◆ GIVEN RECORDS
○ ○ ○
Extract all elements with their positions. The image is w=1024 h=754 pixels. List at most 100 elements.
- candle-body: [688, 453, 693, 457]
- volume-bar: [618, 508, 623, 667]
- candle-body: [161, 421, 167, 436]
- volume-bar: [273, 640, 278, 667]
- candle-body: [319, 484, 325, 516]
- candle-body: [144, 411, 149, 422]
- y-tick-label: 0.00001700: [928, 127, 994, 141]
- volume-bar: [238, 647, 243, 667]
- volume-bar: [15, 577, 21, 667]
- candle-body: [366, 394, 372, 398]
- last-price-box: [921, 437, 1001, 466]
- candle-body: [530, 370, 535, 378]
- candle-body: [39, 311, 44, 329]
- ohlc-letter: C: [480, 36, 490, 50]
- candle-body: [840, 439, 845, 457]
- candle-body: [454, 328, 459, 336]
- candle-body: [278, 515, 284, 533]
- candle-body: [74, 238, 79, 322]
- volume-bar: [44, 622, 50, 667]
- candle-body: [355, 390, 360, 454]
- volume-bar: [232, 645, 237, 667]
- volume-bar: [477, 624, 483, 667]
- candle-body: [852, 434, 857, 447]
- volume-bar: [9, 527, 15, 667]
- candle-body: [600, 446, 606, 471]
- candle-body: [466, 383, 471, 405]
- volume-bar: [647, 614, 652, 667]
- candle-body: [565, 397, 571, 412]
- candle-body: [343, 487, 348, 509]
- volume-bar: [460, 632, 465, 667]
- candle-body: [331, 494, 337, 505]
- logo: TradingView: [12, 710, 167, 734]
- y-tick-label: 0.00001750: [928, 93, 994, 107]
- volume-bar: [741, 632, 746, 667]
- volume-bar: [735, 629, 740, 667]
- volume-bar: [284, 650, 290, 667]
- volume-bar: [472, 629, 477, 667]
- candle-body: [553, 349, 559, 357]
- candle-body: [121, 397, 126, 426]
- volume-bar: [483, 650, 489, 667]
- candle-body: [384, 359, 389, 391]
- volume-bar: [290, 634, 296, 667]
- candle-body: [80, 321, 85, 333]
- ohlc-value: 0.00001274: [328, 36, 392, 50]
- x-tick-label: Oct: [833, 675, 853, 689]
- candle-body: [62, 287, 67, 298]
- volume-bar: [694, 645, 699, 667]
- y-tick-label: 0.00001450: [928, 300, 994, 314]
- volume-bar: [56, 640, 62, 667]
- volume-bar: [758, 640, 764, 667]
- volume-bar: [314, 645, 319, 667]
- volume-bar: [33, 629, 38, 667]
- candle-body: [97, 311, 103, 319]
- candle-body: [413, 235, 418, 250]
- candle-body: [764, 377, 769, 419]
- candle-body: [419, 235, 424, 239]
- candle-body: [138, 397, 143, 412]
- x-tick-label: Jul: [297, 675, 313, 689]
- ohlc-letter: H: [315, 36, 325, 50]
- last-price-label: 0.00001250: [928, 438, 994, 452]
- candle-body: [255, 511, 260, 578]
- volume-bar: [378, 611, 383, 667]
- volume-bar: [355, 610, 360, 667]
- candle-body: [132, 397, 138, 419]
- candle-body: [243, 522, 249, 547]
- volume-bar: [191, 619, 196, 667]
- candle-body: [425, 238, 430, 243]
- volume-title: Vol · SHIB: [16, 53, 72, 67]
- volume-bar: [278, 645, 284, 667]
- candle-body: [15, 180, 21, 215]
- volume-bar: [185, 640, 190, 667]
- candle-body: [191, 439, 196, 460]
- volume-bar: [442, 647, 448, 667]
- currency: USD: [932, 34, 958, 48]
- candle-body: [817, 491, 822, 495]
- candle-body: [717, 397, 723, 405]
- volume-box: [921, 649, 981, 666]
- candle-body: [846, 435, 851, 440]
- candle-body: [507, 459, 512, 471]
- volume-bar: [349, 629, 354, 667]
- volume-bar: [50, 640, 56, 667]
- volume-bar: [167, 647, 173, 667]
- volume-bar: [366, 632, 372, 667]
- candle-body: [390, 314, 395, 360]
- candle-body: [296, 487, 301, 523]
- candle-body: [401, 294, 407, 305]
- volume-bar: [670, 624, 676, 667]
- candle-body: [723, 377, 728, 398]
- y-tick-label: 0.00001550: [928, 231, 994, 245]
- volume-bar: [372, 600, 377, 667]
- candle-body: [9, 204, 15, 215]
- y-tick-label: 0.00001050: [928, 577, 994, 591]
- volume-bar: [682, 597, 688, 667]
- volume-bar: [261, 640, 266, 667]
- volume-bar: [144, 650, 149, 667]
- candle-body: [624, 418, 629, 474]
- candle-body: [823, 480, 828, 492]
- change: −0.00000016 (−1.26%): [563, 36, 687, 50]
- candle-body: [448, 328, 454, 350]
○ ○ ○
◆ INSTRUCTION
In the stretch from the start of the records through the line containing "- candle-body: [366, 394, 372, 398]", change every "volume-bar" to "volume-column" and leave everything else as it is. Give only those lines.

◆ THE REPLY
Extract all elements with their positions. The image is w=1024 h=754 pixels. List at most 100 elements.
- candle-body: [688, 453, 693, 457]
- volume-column: [618, 508, 623, 667]
- candle-body: [161, 421, 167, 436]
- volume-column: [273, 640, 278, 667]
- candle-body: [319, 484, 325, 516]
- candle-body: [144, 411, 149, 422]
- y-tick-label: 0.00001700: [928, 127, 994, 141]
- volume-column: [238, 647, 243, 667]
- volume-column: [15, 577, 21, 667]
- candle-body: [366, 394, 372, 398]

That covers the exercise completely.